Return the whole listing exactly as it stands.

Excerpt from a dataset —
********************
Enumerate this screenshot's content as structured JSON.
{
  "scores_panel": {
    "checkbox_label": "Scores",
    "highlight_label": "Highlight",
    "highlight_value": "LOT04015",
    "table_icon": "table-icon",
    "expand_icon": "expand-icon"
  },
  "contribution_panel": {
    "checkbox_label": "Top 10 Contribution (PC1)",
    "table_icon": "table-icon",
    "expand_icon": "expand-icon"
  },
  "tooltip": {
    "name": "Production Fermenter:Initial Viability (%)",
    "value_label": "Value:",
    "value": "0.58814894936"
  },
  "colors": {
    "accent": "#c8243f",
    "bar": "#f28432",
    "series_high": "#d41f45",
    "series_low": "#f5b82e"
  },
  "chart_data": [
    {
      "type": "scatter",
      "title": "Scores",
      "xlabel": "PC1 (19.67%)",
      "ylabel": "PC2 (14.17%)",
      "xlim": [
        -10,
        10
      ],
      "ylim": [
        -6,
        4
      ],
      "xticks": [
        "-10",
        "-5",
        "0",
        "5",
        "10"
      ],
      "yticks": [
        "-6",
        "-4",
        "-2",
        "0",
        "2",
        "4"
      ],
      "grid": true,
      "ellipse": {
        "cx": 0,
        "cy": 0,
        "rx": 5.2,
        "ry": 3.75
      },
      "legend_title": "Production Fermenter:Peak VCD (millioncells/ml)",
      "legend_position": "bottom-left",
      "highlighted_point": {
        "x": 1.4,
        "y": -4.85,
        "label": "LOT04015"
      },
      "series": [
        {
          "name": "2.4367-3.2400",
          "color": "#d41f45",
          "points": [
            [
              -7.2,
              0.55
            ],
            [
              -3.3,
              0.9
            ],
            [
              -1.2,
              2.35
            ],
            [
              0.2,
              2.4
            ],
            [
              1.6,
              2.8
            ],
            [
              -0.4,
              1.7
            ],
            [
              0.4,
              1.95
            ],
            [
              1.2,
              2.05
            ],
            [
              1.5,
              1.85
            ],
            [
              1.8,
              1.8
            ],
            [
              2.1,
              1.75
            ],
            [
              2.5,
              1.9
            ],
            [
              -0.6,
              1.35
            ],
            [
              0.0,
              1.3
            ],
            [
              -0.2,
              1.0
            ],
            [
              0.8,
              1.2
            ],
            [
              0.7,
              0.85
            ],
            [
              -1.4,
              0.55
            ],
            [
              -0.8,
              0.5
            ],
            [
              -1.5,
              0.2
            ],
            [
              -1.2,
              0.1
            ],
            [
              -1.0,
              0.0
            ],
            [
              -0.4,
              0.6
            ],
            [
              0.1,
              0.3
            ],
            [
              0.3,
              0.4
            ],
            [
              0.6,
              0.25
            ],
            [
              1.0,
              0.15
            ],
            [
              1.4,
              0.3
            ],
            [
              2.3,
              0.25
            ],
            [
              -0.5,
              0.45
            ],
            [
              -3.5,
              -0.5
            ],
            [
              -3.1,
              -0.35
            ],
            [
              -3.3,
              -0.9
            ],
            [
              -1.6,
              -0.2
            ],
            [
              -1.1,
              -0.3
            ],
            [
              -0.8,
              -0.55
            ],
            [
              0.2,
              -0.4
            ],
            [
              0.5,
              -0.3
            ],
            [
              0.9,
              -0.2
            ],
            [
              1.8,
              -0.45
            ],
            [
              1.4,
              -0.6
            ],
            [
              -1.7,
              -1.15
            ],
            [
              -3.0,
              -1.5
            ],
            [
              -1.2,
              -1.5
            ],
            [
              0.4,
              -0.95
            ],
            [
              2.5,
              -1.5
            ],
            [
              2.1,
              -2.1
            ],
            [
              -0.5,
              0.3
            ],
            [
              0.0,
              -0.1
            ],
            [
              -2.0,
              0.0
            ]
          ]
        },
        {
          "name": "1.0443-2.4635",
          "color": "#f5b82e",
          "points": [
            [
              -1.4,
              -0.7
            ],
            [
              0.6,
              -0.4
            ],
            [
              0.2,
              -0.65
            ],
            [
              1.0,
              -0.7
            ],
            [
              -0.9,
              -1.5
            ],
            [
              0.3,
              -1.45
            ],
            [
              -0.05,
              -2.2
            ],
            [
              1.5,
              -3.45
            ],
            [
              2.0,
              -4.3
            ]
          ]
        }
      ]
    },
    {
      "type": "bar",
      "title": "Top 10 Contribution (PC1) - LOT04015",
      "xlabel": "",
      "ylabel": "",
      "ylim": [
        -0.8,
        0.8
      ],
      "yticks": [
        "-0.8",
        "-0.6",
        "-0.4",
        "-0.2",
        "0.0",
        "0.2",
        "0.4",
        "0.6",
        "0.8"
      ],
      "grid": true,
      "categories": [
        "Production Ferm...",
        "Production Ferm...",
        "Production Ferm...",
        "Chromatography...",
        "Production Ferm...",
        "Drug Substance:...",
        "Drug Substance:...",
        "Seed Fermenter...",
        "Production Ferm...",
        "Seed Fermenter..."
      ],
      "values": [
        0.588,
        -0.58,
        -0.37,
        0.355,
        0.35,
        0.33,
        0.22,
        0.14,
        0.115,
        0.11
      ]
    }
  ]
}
********************
FINISHED EXERCISE —
Enumerate this screenshot's content as structured JSON.
{
  "scores_panel": {
    "checkbox_label": "Scores",
    "highlight_label": "Highlight",
    "highlight_value": "LOT04015",
    "table_icon": "table-icon",
    "expand_icon": "expand-icon"
  },
  "contribution_panel": {
    "checkbox_label": "Top 10 Contribution (PC1)",
    "table_icon": "table-icon",
    "expand_icon": "expand-icon"
  },
  "tooltip": {
    "name": "Production Fermenter:Initial Viability (%)",
    "value_label": "Value:",
    "value": "0.58814894936"
  },
  "colors": {
    "accent": "#c8243f",
    "bar": "#f28432",
    "series_high": "#d41f45",
    "series_low": "#f5b82e"
  },
  "chart_data": [
    {
      "type": "scatter",
      "title": "Scores",
      "xlabel": "PC1 (19.67%)",
      "ylabel": "PC2 (14.17%)",
      "xlim": [
        -10,
        10
      ],
      "ylim": [
        -6,
        4
      ],
      "xticks": [
        "-10",
        "-5",
        "0",
        "5",
        "10"
      ],
      "yticks": [
        "-6",
        "-4",
        "-2",
        "0",
        "2",
        "4"
      ],
      "grid": true,
      "ellipse": {
        "cx": 0,
        "cy": 0,
        "rx": 5.2,
        "ry": 3.75
      },
      "legend_title": "Production Fermenter:Peak VCD (millioncells/ml)",
      "legend_position": "bottom-left",
      "highlighted_point": {
        "x": 1.4,
        "y": -4.85,
        "label": "LOT04015"
      },
      "series": [
        {
          "name": "2.4367-3.2400",
          "color": "#d41f45",
          "points": [
            [
              -7.2,
              0.55
            ],
            [
              -3.3,
              0.9
            ],
            [
              -1.2,
              2.35
            ],
            [
              0.2,
              2.4
            ],
            [
              1.6,
              2.8
            ],
            [
              -0.4,
              1.7
            ],
            [
              0.4,
              1.95
            ],
            [
              1.2,
              2.05
            ],
            [
              1.5,
              1.85
            ],
            [
              1.8,
              1.8
            ],
            [
              2.1,
              1.75
            ],
            [
              2.5,
              1.9
            ],
            [
              -0.6,
              1.35
            ],
            [
              0.0,
              1.3
            ],
            [
              -0.2,
              1.0
            ],
            [
              0.8,
              1.2
            ],
            [
              0.7,
              0.85
            ],
            [
              -1.4,
              0.55
            ],
            [
              -0.8,
              0.5
            ],
            [
              -1.5,
              0.2
            ],
            [
              -1.2,
              0.1
            ],
            [
              -1.0,
              0.0
            ],
            [
              -0.4,
              0.6
            ],
            [
              0.1,
              0.3
            ],
            [
              0.3,
              0.4
            ],
            [
              0.6,
              0.25
            ],
            [
              1.0,
              0.15
            ],
            [
              1.4,
              0.3
            ],
            [
              2.3,
              0.25
            ],
            [
              -0.5,
              0.45
            ],
            [
              -3.5,
              -0.5
            ],
            [
              -3.1,
              -0.35
            ],
            [
              -3.3,
              -0.9
            ],
            [
              -1.6,
              -0.2
            ],
            [
              -1.1,
              -0.3
            ],
            [
              -0.8,
              -0.55
            ],
            [
              0.2,
              -0.4
            ],
            [
              0.5,
              -0.3
            ],
            [
              0.9,
              -0.2
            ],
            [
              1.8,
              -0.45
            ],
            [
              1.4,
              -0.6
            ],
            [
              -1.7,
              -1.15
            ],
            [
              -3.0,
              -1.5
            ],
            [
              -1.2,
              -1.5
            ],
            [
              0.4,
              -0.95
            ],
            [
              2.5,
              -1.5
            ],
            [
              2.1,
              -2.1
            ],
            [
              -0.5,
              0.3
            ],
            [
              0.0,
              -0.1
            ],
            [
              -2.0,
              0.0
            ]
          ]
        },
        {
          "name": "1.0443-2.4635",
          "color": "#f5b82e",
          "points": [
            [
              -1.4,
              -0.7
            ],
            [
              0.6,
              -0.4
            ],
            [
              0.2,
              -0.65
            ],
            [
              1.0,
              -0.7
            ],
            [
              -0.9,
              -1.5
            ],
            [
              0.3,
              -1.45
            ],
            [
              -0.05,
              -2.2
            ],
            [
              1.5,
              -3.45
            ],
            [
              2.0,
              -4.3
            ]
          ]
        }
      ]
    },
    {
      "type": "bar",
      "title": "Top 10 Contribution (PC1) - LOT04015",
      "xlabel": "",
      "ylabel": "",
      "ylim": [
        -0.8,
        0.8
      ],
      "yticks": [
        "-0.8",
        "-0.6",
        "-0.4",
        "-0.2",
        "0.0",
        "0.2",
        "0.4",
        "0.6",
        "0.8"
      ],
      "grid": true,
      "categories": [
        "Production Ferm...",
        "Production Ferm...",
        "Production Ferm...",
        "Chromatography...",
        "Production Ferm...",
        "Drug Substance:...",
        "Drug Substance:...",
        "Seed Fermenter...",
        "Production Ferm...",
        "Seed Fermenter..."
      ],
      "values": [
        0.588,
        -0.58,
        -0.37,
        0.355,
        0.35,
        0.33,
        0.22,
        0.14,
        0.115,
        0.11
      ]
    }
  ]
}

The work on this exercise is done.